• [TASK GOAL] Word for word, retype every entry in the listing.

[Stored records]
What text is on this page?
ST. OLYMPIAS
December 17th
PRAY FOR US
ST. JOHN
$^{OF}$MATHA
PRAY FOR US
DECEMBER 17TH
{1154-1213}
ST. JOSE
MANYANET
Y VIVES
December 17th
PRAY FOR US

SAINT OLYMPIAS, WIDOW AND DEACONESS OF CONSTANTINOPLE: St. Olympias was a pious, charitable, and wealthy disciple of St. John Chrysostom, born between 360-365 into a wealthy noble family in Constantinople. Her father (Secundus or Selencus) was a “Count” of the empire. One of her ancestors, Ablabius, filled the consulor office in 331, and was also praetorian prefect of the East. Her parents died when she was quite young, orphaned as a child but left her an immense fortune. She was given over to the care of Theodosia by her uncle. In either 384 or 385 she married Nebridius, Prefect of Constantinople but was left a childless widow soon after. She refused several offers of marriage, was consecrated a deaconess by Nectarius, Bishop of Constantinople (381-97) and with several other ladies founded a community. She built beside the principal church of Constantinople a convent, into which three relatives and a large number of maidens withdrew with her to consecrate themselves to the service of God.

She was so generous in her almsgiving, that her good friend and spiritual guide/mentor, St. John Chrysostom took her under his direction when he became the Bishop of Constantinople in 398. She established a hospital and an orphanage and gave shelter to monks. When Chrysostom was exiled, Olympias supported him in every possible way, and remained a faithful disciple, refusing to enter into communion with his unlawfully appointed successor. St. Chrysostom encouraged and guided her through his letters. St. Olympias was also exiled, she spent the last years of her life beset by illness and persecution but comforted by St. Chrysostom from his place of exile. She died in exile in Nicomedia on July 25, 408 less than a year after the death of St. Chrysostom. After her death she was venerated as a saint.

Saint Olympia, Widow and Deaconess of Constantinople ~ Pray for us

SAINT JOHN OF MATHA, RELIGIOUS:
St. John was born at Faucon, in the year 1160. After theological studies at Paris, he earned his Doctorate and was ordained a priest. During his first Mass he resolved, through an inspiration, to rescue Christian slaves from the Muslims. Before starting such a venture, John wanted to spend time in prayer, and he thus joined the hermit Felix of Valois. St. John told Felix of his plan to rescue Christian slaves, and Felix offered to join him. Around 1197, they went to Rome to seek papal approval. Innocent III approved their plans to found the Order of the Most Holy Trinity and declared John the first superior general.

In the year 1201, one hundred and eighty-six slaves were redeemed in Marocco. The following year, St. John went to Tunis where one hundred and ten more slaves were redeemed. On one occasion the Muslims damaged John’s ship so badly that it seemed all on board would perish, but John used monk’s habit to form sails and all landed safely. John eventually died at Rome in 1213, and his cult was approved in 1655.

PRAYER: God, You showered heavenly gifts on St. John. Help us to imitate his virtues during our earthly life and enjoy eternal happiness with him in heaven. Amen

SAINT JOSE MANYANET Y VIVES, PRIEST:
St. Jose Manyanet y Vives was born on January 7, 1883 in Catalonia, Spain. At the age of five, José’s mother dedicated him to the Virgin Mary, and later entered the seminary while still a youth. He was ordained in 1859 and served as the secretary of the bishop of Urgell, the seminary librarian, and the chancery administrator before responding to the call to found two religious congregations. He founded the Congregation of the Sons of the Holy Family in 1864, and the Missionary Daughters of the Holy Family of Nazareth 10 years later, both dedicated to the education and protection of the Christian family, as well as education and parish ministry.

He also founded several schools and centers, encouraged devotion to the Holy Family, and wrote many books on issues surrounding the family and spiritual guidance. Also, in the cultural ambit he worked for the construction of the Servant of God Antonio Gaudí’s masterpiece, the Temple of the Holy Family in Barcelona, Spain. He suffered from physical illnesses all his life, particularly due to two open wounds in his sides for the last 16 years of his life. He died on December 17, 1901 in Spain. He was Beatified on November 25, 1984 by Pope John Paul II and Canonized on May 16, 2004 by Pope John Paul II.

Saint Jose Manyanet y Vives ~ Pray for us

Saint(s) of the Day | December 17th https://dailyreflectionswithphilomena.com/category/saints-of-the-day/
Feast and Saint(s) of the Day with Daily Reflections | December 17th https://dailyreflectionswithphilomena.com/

• [PROBLEM SOLUTION]
What text is on this page?
ST. OLYMPIAS
December 17th
PRAY FOR US
ST. JOHN
$^{OF}$MATHA
PRAY FOR US
DECEMBER 17TH
{1154-1213}
ST. JOSE
MANYANET
Y VIVES
December 17th
PRAY FOR US

SAINT OLYMPIAS, WIDOW AND DEACONESS OF CONSTANTINOPLE: St. Olympias was a pious, charitable, and wealthy disciple of St. John Chrysostom, born between 360-365 into a wealthy noble family in Constantinople. Her father (Secundus or Selencus) was a “Count” of the empire. One of her ancestors, Ablabius, filled the consulor office in 331, and was also praetorian prefect of the East. Her parents died when she was quite young, orphaned as a child but left her an immense fortune. She was given over to the care of Theodosia by her uncle. In either 384 or 385 she married Nebridius, Prefect of Constantinople but was left a childless widow soon after. She refused several offers of marriage, was consecrated a deaconess by Nectarius, Bishop of Constantinople (381-97) and with several other ladies founded a community. She built beside the principal church of Constantinople a convent, into which three relatives and a large number of maidens withdrew with her to consecrate themselves to the service of God.

She was so generous in her almsgiving, that her good friend and spiritual guide/mentor, St. John Chrysostom took her under his direction when he became the Bishop of Constantinople in 398. She established a hospital and an orphanage and gave shelter to monks. When Chrysostom was exiled, Olympias supported him in every possible way, and remained a faithful disciple, refusing to enter into communion with his unlawfully appointed successor. St. Chrysostom encouraged and guided her through his letters. St. Olympias was also exiled, she spent the last years of her life beset by illness and persecution but comforted by St. Chrysostom from his place of exile. She died in exile in Nicomedia on July 25, 408 less than a year after the death of St. Chrysostom. After her death she was venerated as a saint.

Saint Olympia, Widow and Deaconess of Constantinople ~ Pray for us

SAINT JOHN OF MATHA, RELIGIOUS:
St. John was born at Faucon, in the year 1160. After theological studies at Paris, he earned his Doctorate and was ordained a priest. During his first Mass he resolved, through an inspiration, to rescue Christian slaves from the Muslims. Before starting such a venture, John wanted to spend time in prayer, and he thus joined the hermit Felix of Valois. St. John told Felix of his plan to rescue Christian slaves, and Felix offered to join him. Around 1197, they went to Rome to seek papal approval. Innocent III approved their plans to found the Order of the Most Holy Trinity and declared John the first superior general.

In the year 1201, one hundred and eighty-six slaves were redeemed in Marocco. The following year, St. John went to Tunis where one hundred and ten more slaves were redeemed. On one occasion the Muslims damaged John’s ship so badly that it seemed all on board would perish, but John used monk’s habit to form sails and all landed safely. John eventually died at Rome in 1213, and his cult was approved in 1655.

PRAYER: God, You showered heavenly gifts on St. John. Help us to imitate his virtues during our earthly life and enjoy eternal happiness with him in heaven. Amen

SAINT JOSE MANYANET Y VIVES, PRIEST:
St. Jose Manyanet y Vives was born on January 7, 1883 in Catalonia, Spain. At the age of five, José’s mother dedicated him to the Virgin Mary, and later entered the seminary while still a youth. He was ordained in 1859 and served as the secretary of the bishop of Urgell, the seminary librarian, and the chancery administrator before responding to the call to found two religious congregations. He founded the Congregation of the Sons of the Holy Family in 1864, and the Missionary Daughters of the Holy Family of Nazareth 10 years later, both dedicated to the education and protection of the Christian family, as well as education and parish ministry.

He also founded several schools and centers, encouraged devotion to the Holy Family, and wrote many books on issues surrounding the family and spiritual guidance. Also, in the cultural ambit he worked for the construction of the Servant of God Antonio Gaudí’s masterpiece, the Temple of the Holy Family in Barcelona, Spain. He suffered from physical illnesses all his life, particularly due to two open wounds in his sides for the last 16 years of his life. He died on December 17, 1901 in Spain. He was Beatified on November 25, 1984 by Pope John Paul II and Canonized on May 16, 2004 by Pope John Paul II.

Saint Jose Manyanet y Vives ~ Pray for us

Saint(s) of the Day | December 17th https://dailyreflectionswithphilomena.com/category/saints-of-the-day/
Feast and Saint(s) of the Day with Daily Reflections | December 17th https://dailyreflectionswithphilomena.com/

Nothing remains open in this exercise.